PROBLEM DESCRIPTION - Send back the records in full, character for character.

>> Begin INPUT DATA

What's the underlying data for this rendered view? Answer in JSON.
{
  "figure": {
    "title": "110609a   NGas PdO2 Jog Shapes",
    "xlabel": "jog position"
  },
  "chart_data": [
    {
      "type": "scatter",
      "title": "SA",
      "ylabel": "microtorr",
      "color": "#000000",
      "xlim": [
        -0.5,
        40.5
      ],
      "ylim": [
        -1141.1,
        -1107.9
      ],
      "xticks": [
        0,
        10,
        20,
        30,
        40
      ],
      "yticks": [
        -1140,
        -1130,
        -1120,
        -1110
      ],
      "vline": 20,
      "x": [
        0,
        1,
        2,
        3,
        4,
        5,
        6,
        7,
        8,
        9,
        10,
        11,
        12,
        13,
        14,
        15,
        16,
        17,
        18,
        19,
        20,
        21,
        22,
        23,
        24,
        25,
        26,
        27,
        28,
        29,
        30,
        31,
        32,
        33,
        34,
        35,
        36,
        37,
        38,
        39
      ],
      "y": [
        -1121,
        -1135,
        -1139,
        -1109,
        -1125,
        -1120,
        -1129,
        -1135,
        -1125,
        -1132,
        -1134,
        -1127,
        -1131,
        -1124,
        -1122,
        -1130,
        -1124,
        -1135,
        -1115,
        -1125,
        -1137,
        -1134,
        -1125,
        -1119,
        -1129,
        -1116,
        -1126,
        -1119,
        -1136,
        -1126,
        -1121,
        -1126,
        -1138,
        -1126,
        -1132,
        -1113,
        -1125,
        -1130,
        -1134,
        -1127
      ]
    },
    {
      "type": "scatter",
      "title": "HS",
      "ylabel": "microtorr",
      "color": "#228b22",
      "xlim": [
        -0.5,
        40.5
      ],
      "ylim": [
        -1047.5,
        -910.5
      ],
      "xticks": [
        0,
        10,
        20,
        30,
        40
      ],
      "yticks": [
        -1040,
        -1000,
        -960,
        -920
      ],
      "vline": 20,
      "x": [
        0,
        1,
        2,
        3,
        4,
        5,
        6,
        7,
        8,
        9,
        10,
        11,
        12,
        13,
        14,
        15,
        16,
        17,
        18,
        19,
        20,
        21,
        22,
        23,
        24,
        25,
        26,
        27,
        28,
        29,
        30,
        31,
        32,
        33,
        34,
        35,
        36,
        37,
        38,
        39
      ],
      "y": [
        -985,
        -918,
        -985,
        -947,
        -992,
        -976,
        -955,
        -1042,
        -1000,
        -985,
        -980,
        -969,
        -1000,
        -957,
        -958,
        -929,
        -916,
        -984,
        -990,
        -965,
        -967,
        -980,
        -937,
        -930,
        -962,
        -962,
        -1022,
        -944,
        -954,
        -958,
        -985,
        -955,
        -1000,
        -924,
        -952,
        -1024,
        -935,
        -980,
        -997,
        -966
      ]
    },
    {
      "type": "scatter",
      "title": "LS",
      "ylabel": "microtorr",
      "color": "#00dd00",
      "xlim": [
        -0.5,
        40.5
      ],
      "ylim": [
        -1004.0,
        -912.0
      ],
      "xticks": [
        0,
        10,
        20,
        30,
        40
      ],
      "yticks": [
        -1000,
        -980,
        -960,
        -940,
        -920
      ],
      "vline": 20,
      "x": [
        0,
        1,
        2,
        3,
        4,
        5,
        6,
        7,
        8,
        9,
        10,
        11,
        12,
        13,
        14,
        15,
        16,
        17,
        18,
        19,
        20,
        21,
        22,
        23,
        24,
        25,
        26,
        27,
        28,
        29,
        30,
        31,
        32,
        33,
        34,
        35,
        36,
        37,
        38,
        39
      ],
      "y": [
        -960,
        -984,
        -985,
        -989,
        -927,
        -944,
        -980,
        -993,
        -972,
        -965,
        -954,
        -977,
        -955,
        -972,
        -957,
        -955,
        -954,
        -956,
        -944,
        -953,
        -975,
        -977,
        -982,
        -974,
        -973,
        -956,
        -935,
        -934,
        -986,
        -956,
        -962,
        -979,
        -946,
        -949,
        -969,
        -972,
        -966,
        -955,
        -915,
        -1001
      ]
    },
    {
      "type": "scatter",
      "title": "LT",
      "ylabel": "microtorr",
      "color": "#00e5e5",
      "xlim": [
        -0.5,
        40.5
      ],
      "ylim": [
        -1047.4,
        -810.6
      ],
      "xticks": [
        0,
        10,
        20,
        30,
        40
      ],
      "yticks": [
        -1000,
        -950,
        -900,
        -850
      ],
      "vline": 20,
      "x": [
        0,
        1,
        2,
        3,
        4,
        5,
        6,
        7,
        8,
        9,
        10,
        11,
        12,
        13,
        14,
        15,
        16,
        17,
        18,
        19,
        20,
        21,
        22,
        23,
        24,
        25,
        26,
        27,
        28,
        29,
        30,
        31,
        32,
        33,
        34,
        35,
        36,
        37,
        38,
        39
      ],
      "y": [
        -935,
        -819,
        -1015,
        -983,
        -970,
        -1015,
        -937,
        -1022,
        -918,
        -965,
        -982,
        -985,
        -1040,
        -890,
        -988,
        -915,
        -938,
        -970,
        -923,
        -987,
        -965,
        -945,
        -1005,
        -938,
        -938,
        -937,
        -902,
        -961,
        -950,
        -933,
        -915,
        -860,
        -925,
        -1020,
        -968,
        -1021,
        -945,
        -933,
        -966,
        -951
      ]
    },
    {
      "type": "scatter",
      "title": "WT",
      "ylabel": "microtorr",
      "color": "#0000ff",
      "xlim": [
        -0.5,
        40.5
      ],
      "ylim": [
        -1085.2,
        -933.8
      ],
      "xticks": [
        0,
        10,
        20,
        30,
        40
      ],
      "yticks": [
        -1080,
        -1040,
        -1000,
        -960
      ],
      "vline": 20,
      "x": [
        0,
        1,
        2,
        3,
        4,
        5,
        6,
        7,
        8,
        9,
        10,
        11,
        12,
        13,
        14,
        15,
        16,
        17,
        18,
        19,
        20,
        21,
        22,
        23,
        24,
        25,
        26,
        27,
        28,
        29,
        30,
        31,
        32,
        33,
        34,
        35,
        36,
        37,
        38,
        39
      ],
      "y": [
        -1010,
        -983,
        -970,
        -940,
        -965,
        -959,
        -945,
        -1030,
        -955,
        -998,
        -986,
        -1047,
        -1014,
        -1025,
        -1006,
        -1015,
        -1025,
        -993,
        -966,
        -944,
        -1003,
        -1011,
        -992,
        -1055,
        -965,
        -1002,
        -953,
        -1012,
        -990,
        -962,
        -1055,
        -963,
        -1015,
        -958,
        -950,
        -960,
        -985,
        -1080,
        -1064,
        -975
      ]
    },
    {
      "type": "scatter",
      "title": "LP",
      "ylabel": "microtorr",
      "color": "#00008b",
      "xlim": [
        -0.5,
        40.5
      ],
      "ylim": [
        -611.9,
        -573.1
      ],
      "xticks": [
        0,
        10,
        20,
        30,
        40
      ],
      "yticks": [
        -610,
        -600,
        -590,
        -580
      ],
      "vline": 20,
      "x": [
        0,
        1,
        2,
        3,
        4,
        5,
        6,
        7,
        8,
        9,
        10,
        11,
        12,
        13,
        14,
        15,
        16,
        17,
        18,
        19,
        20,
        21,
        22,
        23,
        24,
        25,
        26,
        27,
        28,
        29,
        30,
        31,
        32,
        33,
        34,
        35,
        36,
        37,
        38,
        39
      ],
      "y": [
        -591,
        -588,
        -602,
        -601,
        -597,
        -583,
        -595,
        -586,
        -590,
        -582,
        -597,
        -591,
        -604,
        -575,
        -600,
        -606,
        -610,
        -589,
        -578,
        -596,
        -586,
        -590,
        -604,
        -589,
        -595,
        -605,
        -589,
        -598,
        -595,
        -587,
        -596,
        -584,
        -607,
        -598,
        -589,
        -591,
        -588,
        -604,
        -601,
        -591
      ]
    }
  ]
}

>> End INPUT DATA

TASK RESULT -
What's the underlying data for this rendered view? Answer in JSON.
{
  "figure": {
    "title": "110609a   NGas PdO2 Jog Shapes",
    "xlabel": "jog position"
  },
  "chart_data": [
    {
      "type": "scatter",
      "title": "SA",
      "ylabel": "microtorr",
      "color": "#000000",
      "xlim": [
        -0.5,
        40.5
      ],
      "ylim": [
        -1141.1,
        -1107.9
      ],
      "xticks": [
        0,
        10,
        20,
        30,
        40
      ],
      "yticks": [
        -1140,
        -1130,
        -1120,
        -1110
      ],
      "vline": 20,
      "x": [
        0,
        1,
        2,
        3,
        4,
        5,
        6,
        7,
        8,
        9,
        10,
        11,
        12,
        13,
        14,
        15,
        16,
        17,
        18,
        19,
        20,
        21,
        22,
        23,
        24,
        25,
        26,
        27,
        28,
        29,
        30,
        31,
        32,
        33,
        34,
        35,
        36,
        37,
        38,
        39
      ],
      "y": [
        -1121,
        -1135,
        -1139,
        -1109,
        -1125,
        -1120,
        -1129,
        -1135,
        -1125,
        -1132,
        -1134,
        -1127,
        -1131,
        -1124,
        -1122,
        -1130,
        -1124,
        -1135,
        -1115,
        -1125,
        -1137,
        -1134,
        -1125,
        -1119,
        -1129,
        -1116,
        -1126,
        -1119,
        -1136,
        -1126,
        -1121,
        -1126,
        -1138,
        -1126,
        -1132,
        -1113,
        -1125,
        -1130,
        -1134,
        -1127
      ]
    },
    {
      "type": "scatter",
      "title": "HS",
      "ylabel": "microtorr",
      "color": "#228b22",
      "xlim": [
        -0.5,
        40.5
      ],
      "ylim": [
        -1047.5,
        -910.5
      ],
      "xticks": [
        0,
        10,
        20,
        30,
        40
      ],
      "yticks": [
        -1040,
        -1000,
        -960,
        -920
      ],
      "vline": 20,
      "x": [
        0,
        1,
        2,
        3,
        4,
        5,
        6,
        7,
        8,
        9,
        10,
        11,
        12,
        13,
        14,
        15,
        16,
        17,
        18,
        19,
        20,
        21,
        22,
        23,
        24,
        25,
        26,
        27,
        28,
        29,
        30,
        31,
        32,
        33,
        34,
        35,
        36,
        37,
        38,
        39
      ],
      "y": [
        -985,
        -918,
        -985,
        -947,
        -992,
        -976,
        -955,
        -1042,
        -1000,
        -985,
        -980,
        -969,
        -1000,
        -957,
        -958,
        -929,
        -916,
        -984,
        -990,
        -965,
        -967,
        -980,
        -937,
        -930,
        -962,
        -962,
        -1022,
        -944,
        -954,
        -958,
        -985,
        -955,
        -1000,
        -924,
        -952,
        -1024,
        -935,
        -980,
        -997,
        -966
      ]
    },
    {
      "type": "scatter",
      "title": "LS",
      "ylabel": "microtorr",
      "color": "#00dd00",
      "xlim": [
        -0.5,
        40.5
      ],
      "ylim": [
        -1004.0,
        -912.0
      ],
      "xticks": [
        0,
        10,
        20,
        30,
        40
      ],
      "yticks": [
        -1000,
        -980,
        -960,
        -940,
        -920
      ],
      "vline": 20,
      "x": [
        0,
        1,
        2,
        3,
        4,
        5,
        6,
        7,
        8,
        9,
        10,
        11,
        12,
        13,
        14,
        15,
        16,
        17,
        18,
        19,
        20,
        21,
        22,
        23,
        24,
        25,
        26,
        27,
        28,
        29,
        30,
        31,
        32,
        33,
        34,
        35,
        36,
        37,
        38,
        39
      ],
      "y": [
        -960,
        -984,
        -985,
        -989,
        -927,
        -944,
        -980,
        -993,
        -972,
        -965,
        -954,
        -977,
        -955,
        -972,
        -957,
        -955,
        -954,
        -956,
        -944,
        -953,
        -975,
        -977,
        -982,
        -974,
        -973,
        -956,
        -935,
        -934,
        -986,
        -956,
        -962,
        -979,
        -946,
        -949,
        -969,
        -972,
        -966,
        -955,
        -915,
        -1001
      ]
    },
    {
      "type": "scatter",
      "title": "LT",
      "ylabel": "microtorr",
      "color": "#00e5e5",
      "xlim": [
        -0.5,
        40.5
      ],
      "ylim": [
        -1047.4,
        -810.6
      ],
      "xticks": [
        0,
        10,
        20,
        30,
        40
      ],
      "yticks": [
        -1000,
        -950,
        -900,
        -850
      ],
      "vline": 20,
      "x": [
        0,
        1,
        2,
        3,
        4,
        5,
        6,
        7,
        8,
        9,
        10,
        11,
        12,
        13,
        14,
        15,
        16,
        17,
        18,
        19,
        20,
        21,
        22,
        23,
        24,
        25,
        26,
        27,
        28,
        29,
        30,
        31,
        32,
        33,
        34,
        35,
        36,
        37,
        38,
        39
      ],
      "y": [
        -935,
        -819,
        -1015,
        -983,
        -970,
        -1015,
        -937,
        -1022,
        -918,
        -965,
        -982,
        -985,
        -1040,
        -890,
        -988,
        -915,
        -938,
        -970,
        -923,
        -987,
        -965,
        -945,
        -1005,
        -938,
        -938,
        -937,
        -902,
        -961,
        -950,
        -933,
        -915,
        -860,
        -925,
        -1020,
        -968,
        -1021,
        -945,
        -933,
        -966,
        -951
      ]
    },
    {
      "type": "scatter",
      "title": "WT",
      "ylabel": "microtorr",
      "color": "#0000ff",
      "xlim": [
        -0.5,
        40.5
      ],
      "ylim": [
        -1085.2,
        -933.8
      ],
      "xticks": [
        0,
        10,
        20,
        30,
        40
      ],
      "yticks": [
        -1080,
        -1040,
        -1000,
        -960
      ],
      "vline": 20,
      "x": [
        0,
        1,
        2,
        3,
        4,
        5,
        6,
        7,
        8,
        9,
        10,
        11,
        12,
        13,
        14,
        15,
        16,
        17,
        18,
        19,
        20,
        21,
        22,
        23,
        24,
        25,
        26,
        27,
        28,
        29,
        30,
        31,
        32,
        33,
        34,
        35,
        36,
        37,
        38,
        39
      ],
      "y": [
        -1010,
        -983,
        -970,
        -940,
        -965,
        -959,
        -945,
        -1030,
        -955,
        -998,
        -986,
        -1047,
        -1014,
        -1025,
        -1006,
        -1015,
        -1025,
        -993,
        -966,
        -944,
        -1003,
        -1011,
        -992,
        -1055,
        -965,
        -1002,
        -953,
        -1012,
        -990,
        -962,
        -1055,
        -963,
        -1015,
        -958,
        -950,
        -960,
        -985,
        -1080,
        -1064,
        -975
      ]
    },
    {
      "type": "scatter",
      "title": "LP",
      "ylabel": "microtorr",
      "color": "#00008b",
      "xlim": [
        -0.5,
        40.5
      ],
      "ylim": [
        -611.9,
        -573.1
      ],
      "xticks": [
        0,
        10,
        20,
        30,
        40
      ],
      "yticks": [
        -610,
        -600,
        -590,
        -580
      ],
      "vline": 20,
      "x": [
        0,
        1,
        2,
        3,
        4,
        5,
        6,
        7,
        8,
        9,
        10,
        11,
        12,
        13,
        14,
        15,
        16,
        17,
        18,
        19,
        20,
        21,
        22,
        23,
        24,
        25,
        26,
        27,
        28,
        29,
        30,
        31,
        32,
        33,
        34,
        35,
        36,
        37,
        38,
        39
      ],
      "y": [
        -591,
        -588,
        -602,
        -601,
        -597,
        -583,
        -595,
        -586,
        -590,
        -582,
        -597,
        -591,
        -604,
        -575,
        -600,
        -606,
        -610,
        -589,
        -578,
        -596,
        -586,
        -590,
        -604,
        -589,
        -595,
        -605,
        -589,
        -598,
        -595,
        -587,
        -596,
        -584,
        -607,
        -598,
        -589,
        -591,
        -588,
        -604,
        -601,
        -591
      ]
    }
  ]
}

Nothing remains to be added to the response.